STORED ROWS:
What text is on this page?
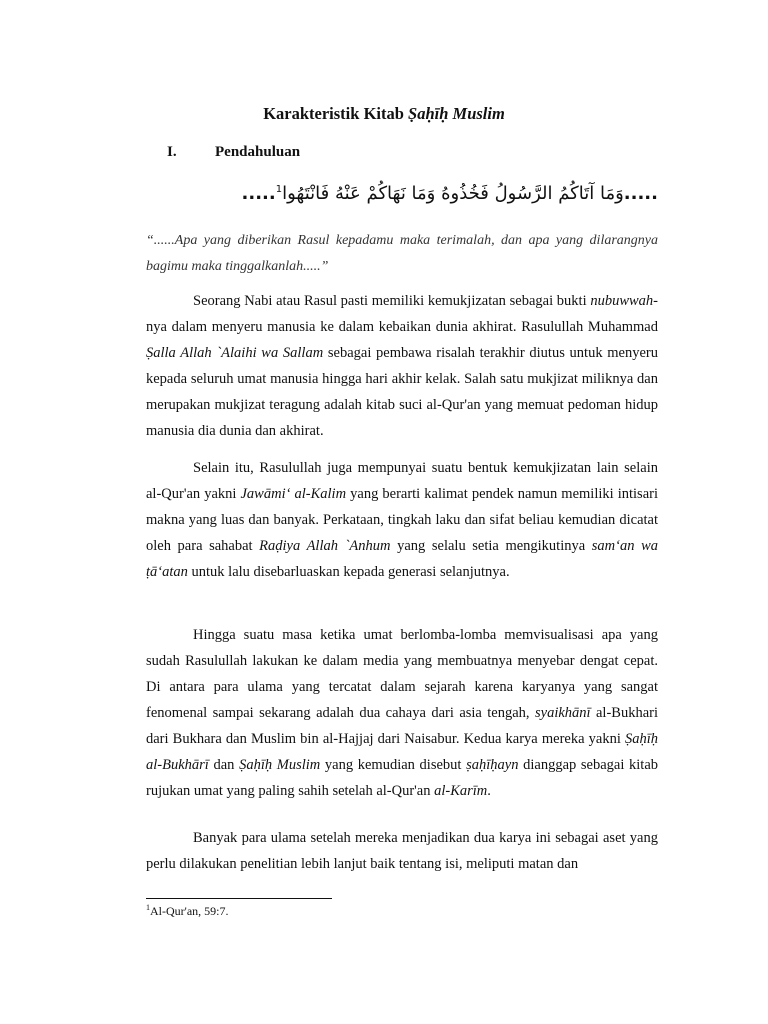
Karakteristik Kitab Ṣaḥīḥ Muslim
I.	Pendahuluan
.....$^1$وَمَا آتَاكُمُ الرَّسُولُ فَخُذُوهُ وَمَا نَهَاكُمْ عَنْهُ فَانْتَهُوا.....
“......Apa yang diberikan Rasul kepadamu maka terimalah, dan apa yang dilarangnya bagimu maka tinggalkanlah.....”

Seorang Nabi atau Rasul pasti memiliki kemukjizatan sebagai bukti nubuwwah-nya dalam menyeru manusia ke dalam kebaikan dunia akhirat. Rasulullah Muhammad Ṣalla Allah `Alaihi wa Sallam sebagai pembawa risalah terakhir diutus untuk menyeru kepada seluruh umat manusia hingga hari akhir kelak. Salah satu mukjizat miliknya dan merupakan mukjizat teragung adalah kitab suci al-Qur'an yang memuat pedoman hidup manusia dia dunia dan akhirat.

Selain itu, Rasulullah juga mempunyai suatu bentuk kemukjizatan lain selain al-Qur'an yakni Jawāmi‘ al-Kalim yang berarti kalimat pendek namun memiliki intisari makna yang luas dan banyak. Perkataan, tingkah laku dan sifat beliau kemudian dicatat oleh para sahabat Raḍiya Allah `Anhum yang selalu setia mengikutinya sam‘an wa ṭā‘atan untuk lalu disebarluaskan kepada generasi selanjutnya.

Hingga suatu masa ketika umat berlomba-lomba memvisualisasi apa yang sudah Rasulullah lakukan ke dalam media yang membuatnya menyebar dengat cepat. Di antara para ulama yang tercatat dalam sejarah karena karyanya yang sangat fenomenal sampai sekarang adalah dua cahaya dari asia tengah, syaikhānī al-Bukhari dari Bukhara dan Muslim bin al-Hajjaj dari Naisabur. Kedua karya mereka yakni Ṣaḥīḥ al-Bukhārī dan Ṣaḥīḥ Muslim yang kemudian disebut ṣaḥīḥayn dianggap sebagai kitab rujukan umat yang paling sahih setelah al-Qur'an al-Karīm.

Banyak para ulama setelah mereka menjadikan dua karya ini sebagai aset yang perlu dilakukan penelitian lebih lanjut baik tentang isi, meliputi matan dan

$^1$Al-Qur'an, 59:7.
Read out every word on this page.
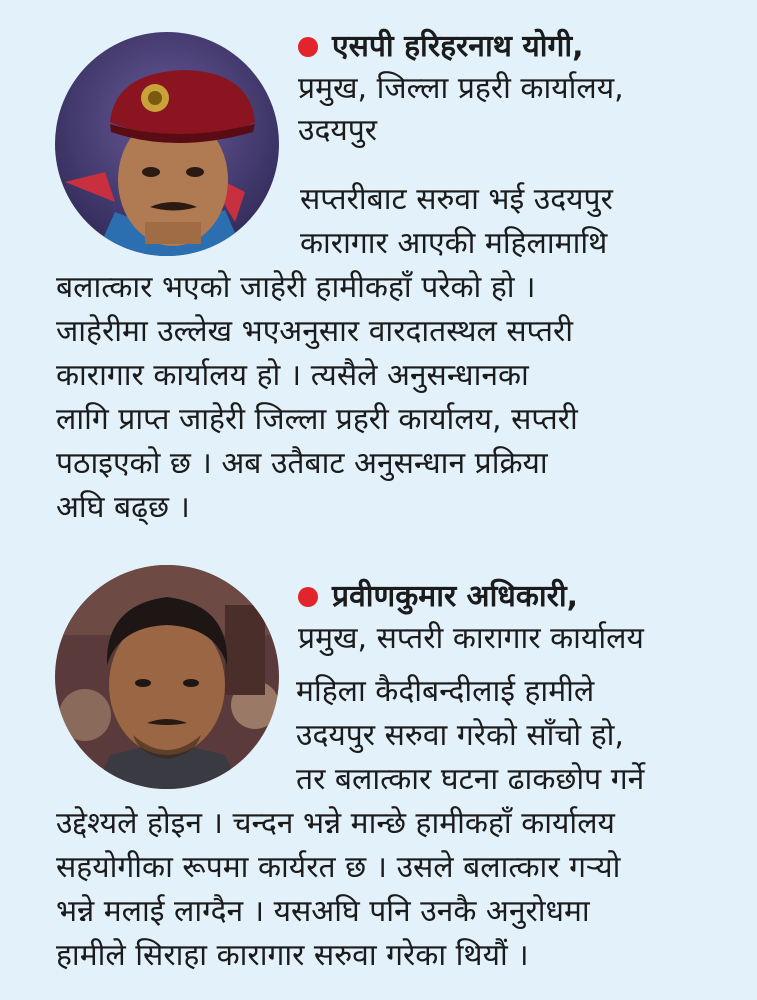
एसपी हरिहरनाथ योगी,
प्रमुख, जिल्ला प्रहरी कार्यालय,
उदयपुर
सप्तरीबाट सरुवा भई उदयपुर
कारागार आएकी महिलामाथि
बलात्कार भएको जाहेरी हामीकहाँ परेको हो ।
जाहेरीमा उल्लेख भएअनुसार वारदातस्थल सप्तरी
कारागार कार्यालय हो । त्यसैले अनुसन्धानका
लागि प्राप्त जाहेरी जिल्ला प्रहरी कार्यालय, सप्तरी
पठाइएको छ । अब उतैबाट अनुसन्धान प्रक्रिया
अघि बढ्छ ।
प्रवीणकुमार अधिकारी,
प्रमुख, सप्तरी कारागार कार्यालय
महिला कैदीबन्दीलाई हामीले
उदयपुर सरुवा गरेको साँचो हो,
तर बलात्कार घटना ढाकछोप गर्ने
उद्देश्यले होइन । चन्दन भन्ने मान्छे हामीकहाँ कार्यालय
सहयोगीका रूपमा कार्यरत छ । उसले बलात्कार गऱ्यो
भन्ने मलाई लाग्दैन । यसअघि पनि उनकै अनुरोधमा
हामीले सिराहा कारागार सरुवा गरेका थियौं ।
...
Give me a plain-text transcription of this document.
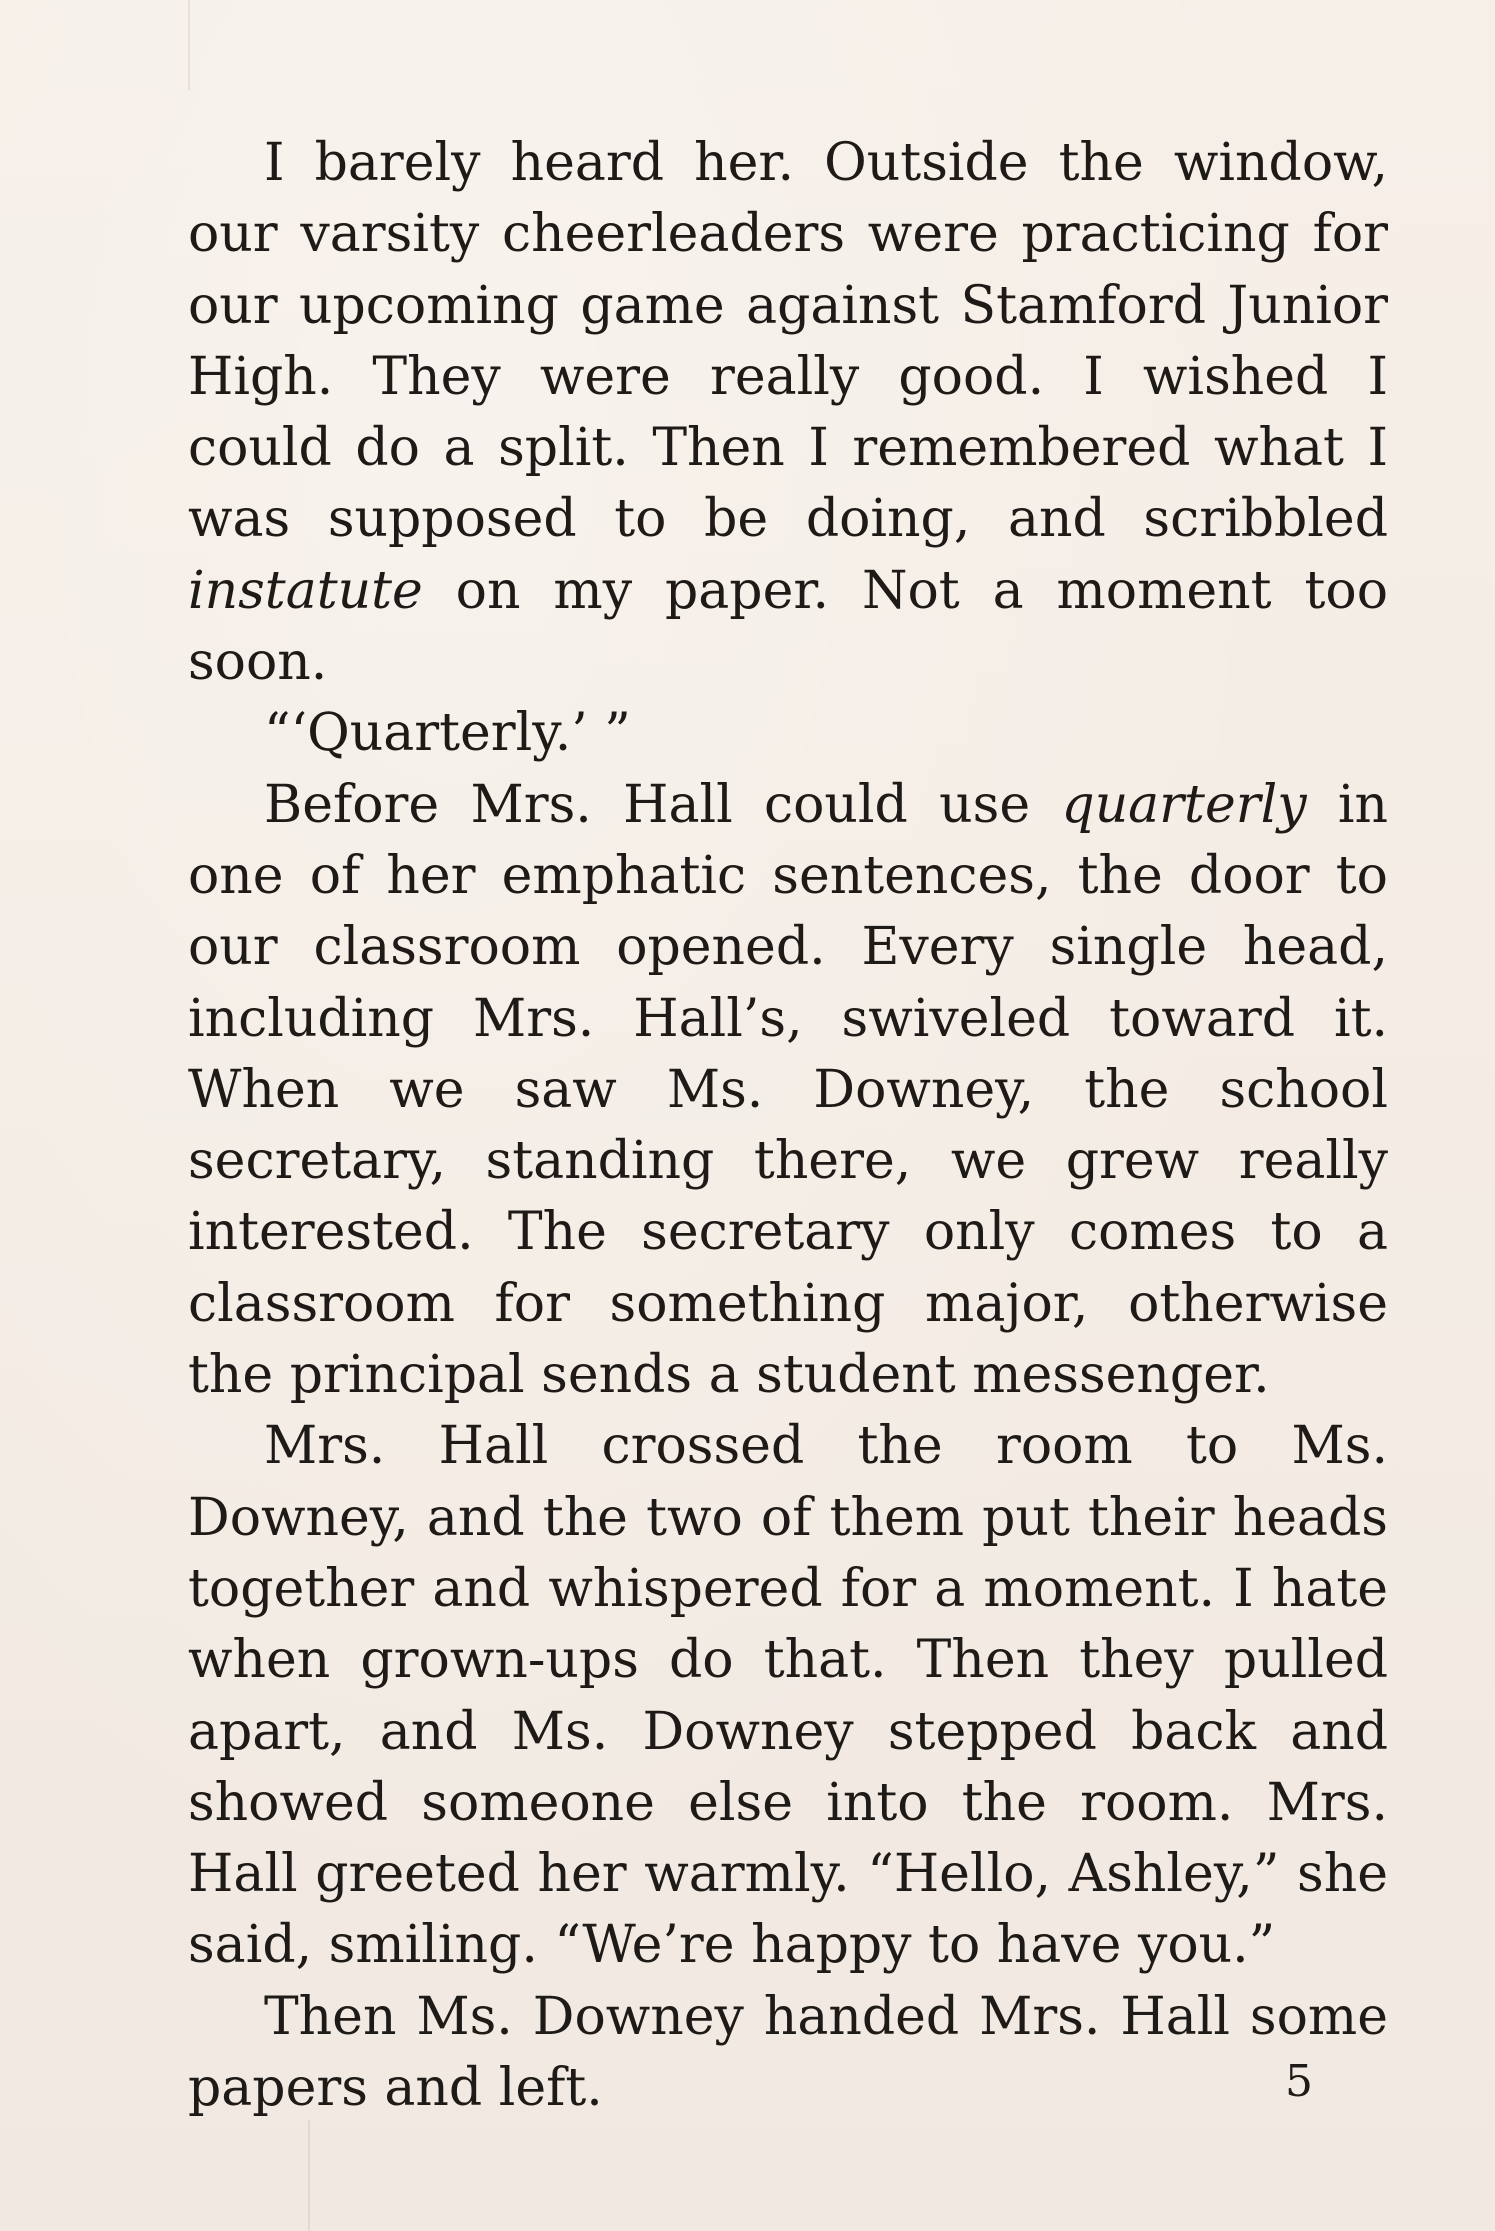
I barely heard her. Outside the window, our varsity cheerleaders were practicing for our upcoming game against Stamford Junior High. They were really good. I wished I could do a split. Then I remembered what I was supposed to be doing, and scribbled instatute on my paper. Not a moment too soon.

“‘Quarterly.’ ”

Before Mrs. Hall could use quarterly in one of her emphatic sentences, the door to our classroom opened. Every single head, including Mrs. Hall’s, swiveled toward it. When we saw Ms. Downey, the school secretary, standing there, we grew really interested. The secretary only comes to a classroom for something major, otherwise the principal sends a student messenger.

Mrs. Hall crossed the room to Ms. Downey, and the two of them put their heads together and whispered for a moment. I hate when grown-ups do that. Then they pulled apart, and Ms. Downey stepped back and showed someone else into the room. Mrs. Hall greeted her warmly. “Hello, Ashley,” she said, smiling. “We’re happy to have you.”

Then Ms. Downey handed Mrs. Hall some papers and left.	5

WHAT IS NEEDED:
Locate the lines above that contain "Muslim" and copy them.

CORRECT ANSWER:
Karakteristik Kitab Ṣaḥīḥ Muslim
Hingga suatu masa ketika umat berlomba-lomba memvisualisasi apa yang sudah Rasulullah lakukan ke dalam media yang membuatnya menyebar dengat cepat. Di antara para ulama yang tercatat dalam sejarah karena karyanya yang sangat fenomenal sampai sekarang adalah dua cahaya dari asia tengah, syaikhānī al-Bukhari dari Bukhara dan Muslim bin al-Hajjaj dari Naisabur. Kedua karya mereka yakni Ṣaḥīḥ al-Bukhārī dan Ṣaḥīḥ Muslim yang kemudian disebut ṣaḥīḥayn dianggap sebagai kitab rujukan umat yang paling sahih setelah al-Qur'an al-Karīm.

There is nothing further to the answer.